Written exercise:
Output the material beneath exactly, leaving nothing out.

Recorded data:
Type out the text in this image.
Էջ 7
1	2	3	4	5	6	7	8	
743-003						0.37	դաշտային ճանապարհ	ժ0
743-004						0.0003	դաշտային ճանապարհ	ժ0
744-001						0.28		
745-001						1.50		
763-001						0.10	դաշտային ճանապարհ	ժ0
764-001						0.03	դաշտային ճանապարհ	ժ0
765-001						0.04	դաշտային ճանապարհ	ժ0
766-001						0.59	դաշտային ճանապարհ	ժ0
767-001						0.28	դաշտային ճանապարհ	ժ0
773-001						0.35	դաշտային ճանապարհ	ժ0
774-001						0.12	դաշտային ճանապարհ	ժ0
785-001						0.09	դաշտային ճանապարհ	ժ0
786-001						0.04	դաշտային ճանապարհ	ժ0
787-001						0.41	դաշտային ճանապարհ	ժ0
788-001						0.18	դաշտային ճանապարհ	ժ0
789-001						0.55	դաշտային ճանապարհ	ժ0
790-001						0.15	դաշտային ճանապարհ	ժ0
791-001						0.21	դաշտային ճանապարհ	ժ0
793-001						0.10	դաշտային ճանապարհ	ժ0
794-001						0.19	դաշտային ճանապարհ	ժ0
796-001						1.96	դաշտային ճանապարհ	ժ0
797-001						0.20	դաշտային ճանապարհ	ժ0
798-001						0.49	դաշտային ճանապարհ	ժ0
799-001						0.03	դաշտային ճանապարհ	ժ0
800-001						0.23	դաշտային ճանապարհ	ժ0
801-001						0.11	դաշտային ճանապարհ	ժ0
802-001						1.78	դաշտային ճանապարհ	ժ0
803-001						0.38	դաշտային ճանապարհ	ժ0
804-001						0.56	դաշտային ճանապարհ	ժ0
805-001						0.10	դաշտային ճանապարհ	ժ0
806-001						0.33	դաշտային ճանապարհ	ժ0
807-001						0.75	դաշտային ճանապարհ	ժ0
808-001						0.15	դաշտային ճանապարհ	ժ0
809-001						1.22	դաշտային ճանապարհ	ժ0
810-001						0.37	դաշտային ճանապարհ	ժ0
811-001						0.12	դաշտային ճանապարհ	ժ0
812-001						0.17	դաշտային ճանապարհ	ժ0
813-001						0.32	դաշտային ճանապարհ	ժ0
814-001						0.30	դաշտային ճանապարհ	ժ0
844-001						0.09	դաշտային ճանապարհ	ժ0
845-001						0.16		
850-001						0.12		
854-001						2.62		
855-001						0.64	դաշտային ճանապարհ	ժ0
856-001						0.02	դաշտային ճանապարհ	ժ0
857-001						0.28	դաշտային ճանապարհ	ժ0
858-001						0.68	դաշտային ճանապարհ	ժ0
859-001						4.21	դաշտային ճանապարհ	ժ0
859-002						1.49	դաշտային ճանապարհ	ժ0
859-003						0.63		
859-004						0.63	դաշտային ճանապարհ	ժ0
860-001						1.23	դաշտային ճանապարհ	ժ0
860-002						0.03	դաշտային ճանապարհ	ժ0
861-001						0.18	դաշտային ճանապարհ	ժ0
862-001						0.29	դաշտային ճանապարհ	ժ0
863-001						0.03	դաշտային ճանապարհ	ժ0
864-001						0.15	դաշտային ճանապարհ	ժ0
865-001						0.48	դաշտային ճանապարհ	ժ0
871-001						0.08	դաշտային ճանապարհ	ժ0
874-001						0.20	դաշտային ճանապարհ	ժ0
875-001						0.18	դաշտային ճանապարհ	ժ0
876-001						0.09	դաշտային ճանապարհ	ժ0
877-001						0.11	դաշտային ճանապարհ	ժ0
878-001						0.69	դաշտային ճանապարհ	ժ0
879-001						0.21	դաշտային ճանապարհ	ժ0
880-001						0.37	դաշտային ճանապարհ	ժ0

Task solution:
Type out the text in this image.
Էջ 7
1	2	3	4	5	6	7	8	
743-003						0.37	դաշտային ճանապարհ	ժ0
743-004						0.0003	դաշտային ճանապարհ	ժ0
744-001						0.28		
745-001						1.50		
763-001						0.10	դաշտային ճանապարհ	ժ0
764-001						0.03	դաշտային ճանապարհ	ժ0
765-001						0.04	դաշտային ճանապարհ	ժ0
766-001						0.59	դաշտային ճանապարհ	ժ0
767-001						0.28	դաշտային ճանապարհ	ժ0
773-001						0.35	դաշտային ճանապարհ	ժ0
774-001						0.12	դաշտային ճանապարհ	ժ0
785-001						0.09	դաշտային ճանապարհ	ժ0
786-001						0.04	դաշտային ճանապարհ	ժ0
787-001						0.41	դաշտային ճանապարհ	ժ0
788-001						0.18	դաշտային ճանապարհ	ժ0
789-001						0.55	դաշտային ճանապարհ	ժ0
790-001						0.15	դաշտային ճանապարհ	ժ0
791-001						0.21	դաշտային ճանապարհ	ժ0
793-001						0.10	դաշտային ճանապարհ	ժ0
794-001						0.19	դաշտային ճանապարհ	ժ0
796-001						1.96	դաշտային ճանապարհ	ժ0
797-001						0.20	դաշտային ճանապարհ	ժ0
798-001						0.49	դաշտային ճանապարհ	ժ0
799-001						0.03	դաշտային ճանապարհ	ժ0
800-001						0.23	դաշտային ճանապարհ	ժ0
801-001						0.11	դաշտային ճանապարհ	ժ0
802-001						1.78	դաշտային ճանապարհ	ժ0
803-001						0.38	դաշտային ճանապարհ	ժ0
804-001						0.56	դաշտային ճանապարհ	ժ0
805-001						0.10	դաշտային ճանապարհ	ժ0
806-001						0.33	դաշտային ճանապարհ	ժ0
807-001						0.75	դաշտային ճանապարհ	ժ0
808-001						0.15	դաշտային ճանապարհ	ժ0
809-001						1.22	դաշտային ճանապարհ	ժ0
810-001						0.37	դաշտային ճանապարհ	ժ0
811-001						0.12	դաշտային ճանապարհ	ժ0
812-001						0.17	դաշտային ճանապարհ	ժ0
813-001						0.32	դաշտային ճանապարհ	ժ0
814-001						0.30	դաշտային ճանապարհ	ժ0
844-001						0.09	դաշտային ճանապարհ	ժ0
845-001						0.16		
850-001						0.12		
854-001						2.62		
855-001						0.64	դաշտային ճանապարհ	ժ0
856-001						0.02	դաշտային ճանապարհ	ժ0
857-001						0.28	դաշտային ճանապարհ	ժ0
858-001						0.68	դաշտային ճանապարհ	ժ0
859-001						4.21	դաշտային ճանապարհ	ժ0
859-002						1.49	դաշտային ճանապարհ	ժ0
859-003						0.63		
859-004						0.63	դաշտային ճանապարհ	ժ0
860-001						1.23	դաշտային ճանապարհ	ժ0
860-002						0.03	դաշտային ճանապարհ	ժ0
861-001						0.18	դաշտային ճանապարհ	ժ0
862-001						0.29	դաշտային ճանապարհ	ժ0
863-001						0.03	դաշտային ճանապարհ	ժ0
864-001						0.15	դաշտային ճանապարհ	ժ0
865-001						0.48	դաշտային ճանապարհ	ժ0
871-001						0.08	դաշտային ճանապարհ	ժ0
874-001						0.20	դաշտային ճանապարհ	ժ0
875-001						0.18	դաշտային ճանապարհ	ժ0
876-001						0.09	դաշտային ճանապարհ	ժ0
877-001						0.11	դաշտային ճանապարհ	ժ0
878-001						0.69	դաշտային ճանապարհ	ժ0
879-001						0.21	դաշտային ճանապարհ	ժ0
880-001						0.37	դաշտային ճանապարհ	ժ0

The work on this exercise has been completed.